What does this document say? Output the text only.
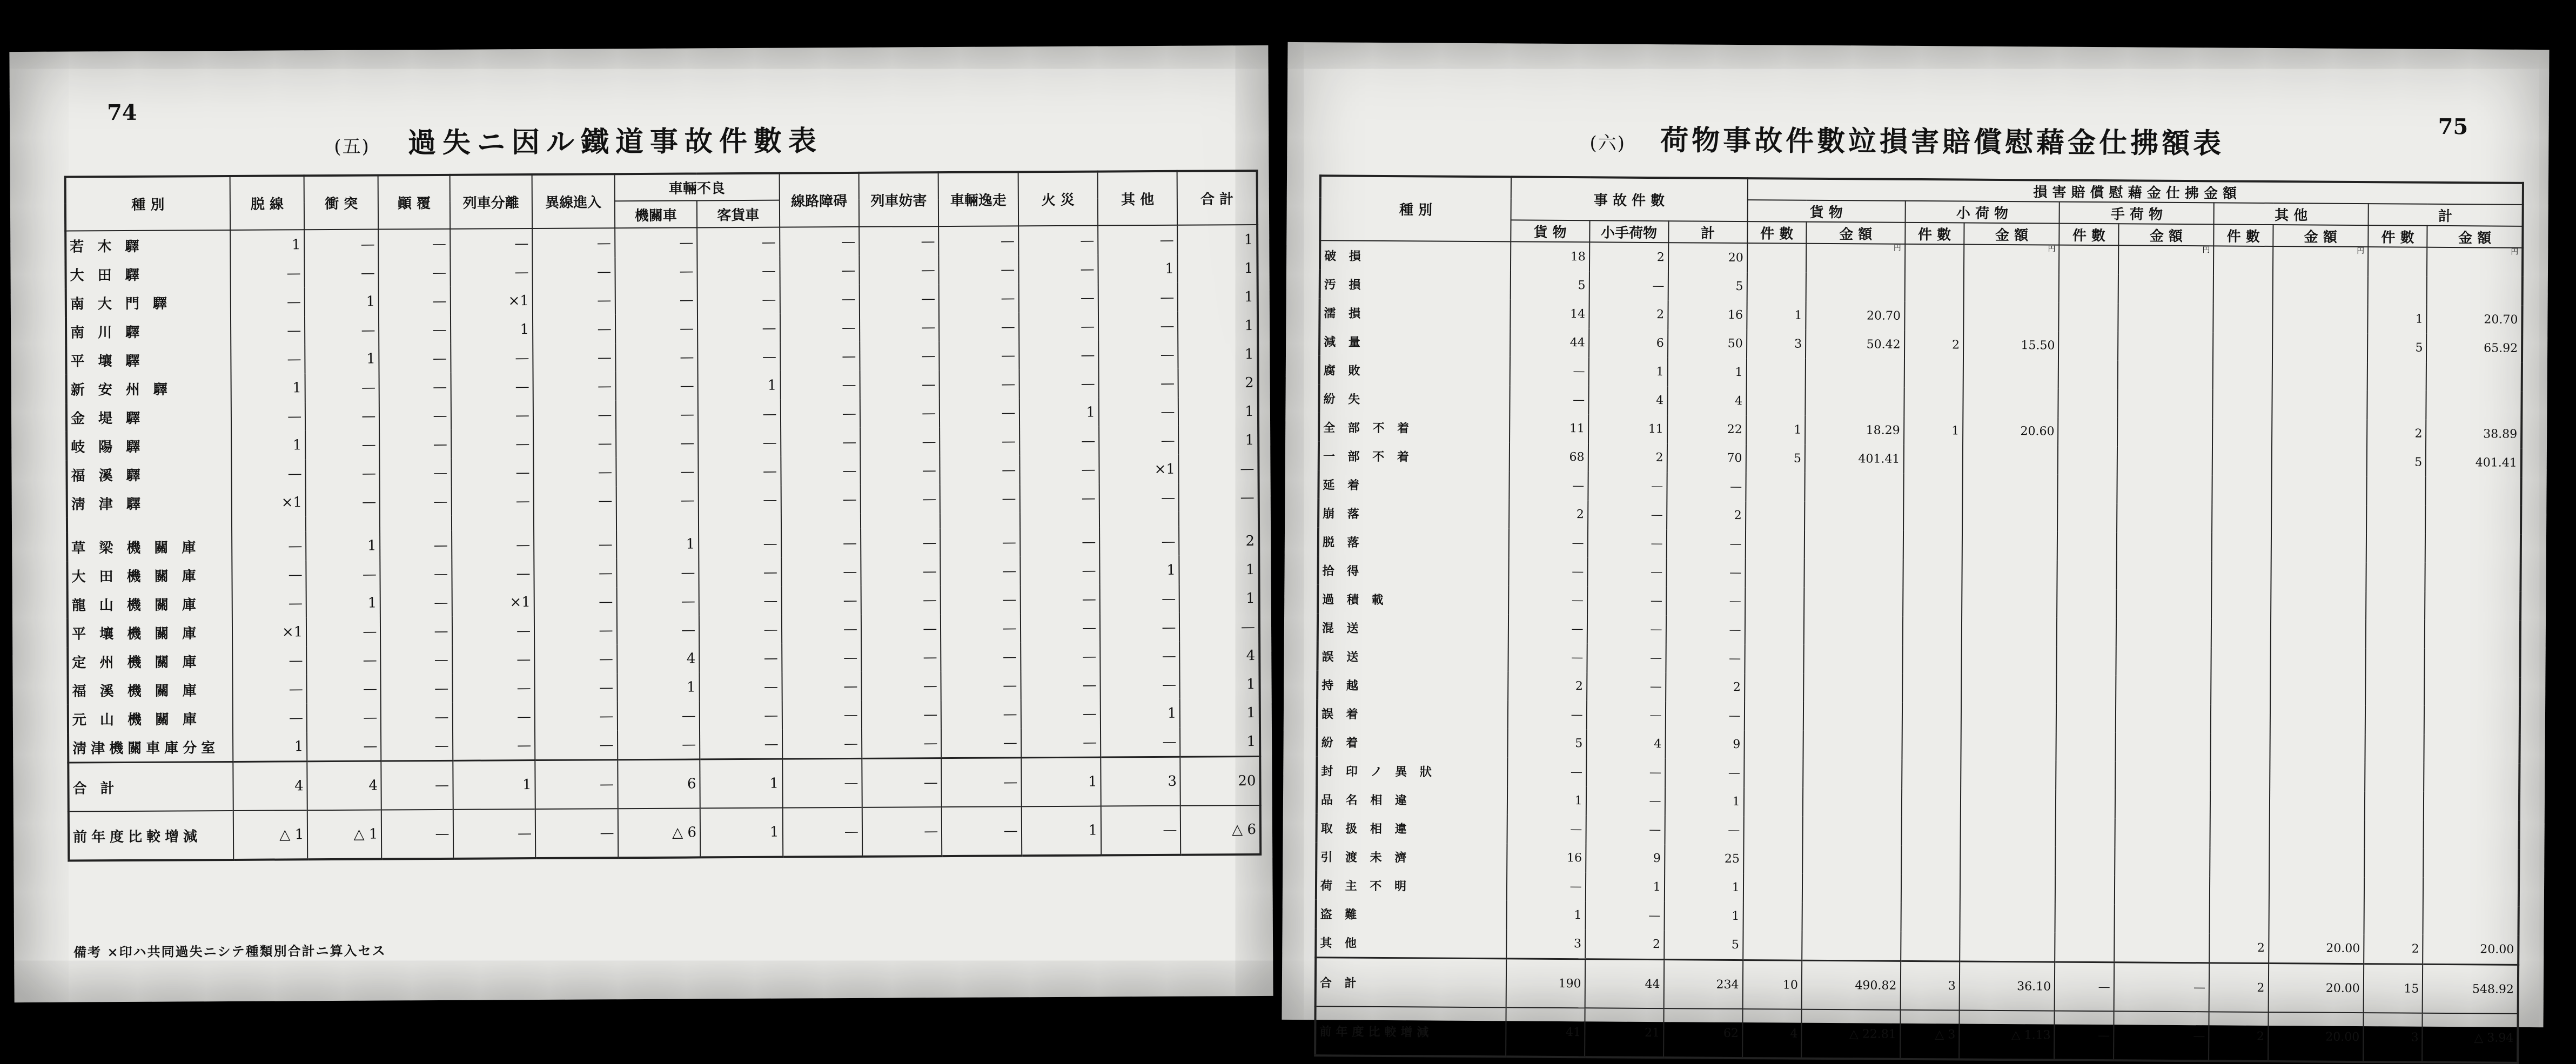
74
(五) 過失ニ因ル鐵道事故件數表
種 別	脱 線	衝 突	顚 覆	列車分離	異線進入	車輛不良		線路障碍	列車妨害	車輛逸走	火 災	其 他	合 計
						機關車	客貨車						
若 木 驛	1	—	—	—	—	—	—	—	—	—	—	—	1
大 田 驛	—	—	—	—	—	—	—	—	—	—	—	1	1
南 大 門 驛	—	1	—	×1	—	—	—	—	—	—	—	—	1
南 川 驛	—	—	—	1	—	—	—	—	—	—	—	—	1
平 壤 驛	—	1	—	—	—	—	—	—	—	—	—	—	1
新 安 州 驛	1	—	—	—	—	—	1	—	—	—	—	—	2
金 堤 驛	—	—	—	—	—	—	—	—	—	—	1	—	1
岐 陽 驛	1	—	—	—	—	—	—	—	—	—	—	—	1
福 溪 驛	—	—	—	—	—	—	—	—	—	—	—	×1	—
淸 津 驛	×1	—	—	—	—	—	—	—	—	—	—	—	—

草 梁 機 關 庫	—	1	—	—	—	1	—	—	—	—	—	—	2
大 田 機 關 庫	—	—	—	—	—	—	—	—	—	—	—	1	1
龍 山 機 關 庫	—	1	—	×1	—	—	—	—	—	—	—	—	1
平 壤 機 關 庫	×1	—	—	—	—	—	—	—	—	—	—	—	—
定 州 機 關 庫	—	—	—	—	—	4	—	—	—	—	—	—	4
福 溪 機 關 庫	—	—	—	—	—	1	—	—	—	—	—	—	1
元 山 機 關 庫	—	—	—	—	—	—	—	—	—	—	—	1	1
淸津機關車庫分室	1	—	—	—	—	—	—	—	—	—	—	—	1
合 計	4	4	—	1	—	6	1	—	—	—	1	3	20
前年度比較增減	△ 1	△ 1	—	—	—	△ 6	1	—	—	—	1	—	△ 6
備考 ×印ハ共同過失ニシテ種類別合計ニ算入セス
(六) 荷物事故件數竝損害賠償慰藉金仕拂額表	75
種 別	事 故 件 數			損 害 賠 償 慰 藉 金 仕 拂 金 額									
				貨 物		小 荷 物		手 荷 物		其 他		計	
	貨 物	小手荷物	計	件 數	金 額	件 數	金 額	件 數	金 額	件 數	金 額	件 數	金 額
破 損	18	2	20		円		円		円		円		円

汚 損	5	—	5										
濡 損	14	2	16	1	20.70							1	20.70
減 量	44	6	50	3	50.42	2	15.50					5	65.92
腐 敗	—	1	1										
紛 失	—	4	4										
全 部 不 着	11	11	22	1	18.29	1	20.60					2	38.89
一 部 不 着	68	2	70	5	401.41							5	401.41
延 着	—	—	—										
崩 落	2	—	2										
脱 落	—	—	—										
拾 得	—	—	—										
過 積 載	—	—	—										
混 送	—	—	—										
誤 送	—	—	—										
持 越	2	—	2										
誤 着	—	—	—										
紛 着	5	4	9										
封 印 ノ 異 狀	—	—	—										
品 名 相 違	1	—	1										
取 扱 相 違	—	—	—										
引 渡 未 濟	16	9	25										
荷 主 不 明	—	1	1										
盗 難	1	—	1										
其 他	3	2	5							2	20.00	2	20.00
合 計	190	44	234	10	490.82	3	36.10	—	—	2	20.00	15	548.92
前年度比較增減	41	21	62	4	△ 22.81	△ 3	△ 1.13	—	—	2	20.00	3	△ 3.94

**WHAT TO WORK ON**
Using the listing, say how many lines include the word "前年度比較增減", and add nothing else.

**FINISHED TASK**
2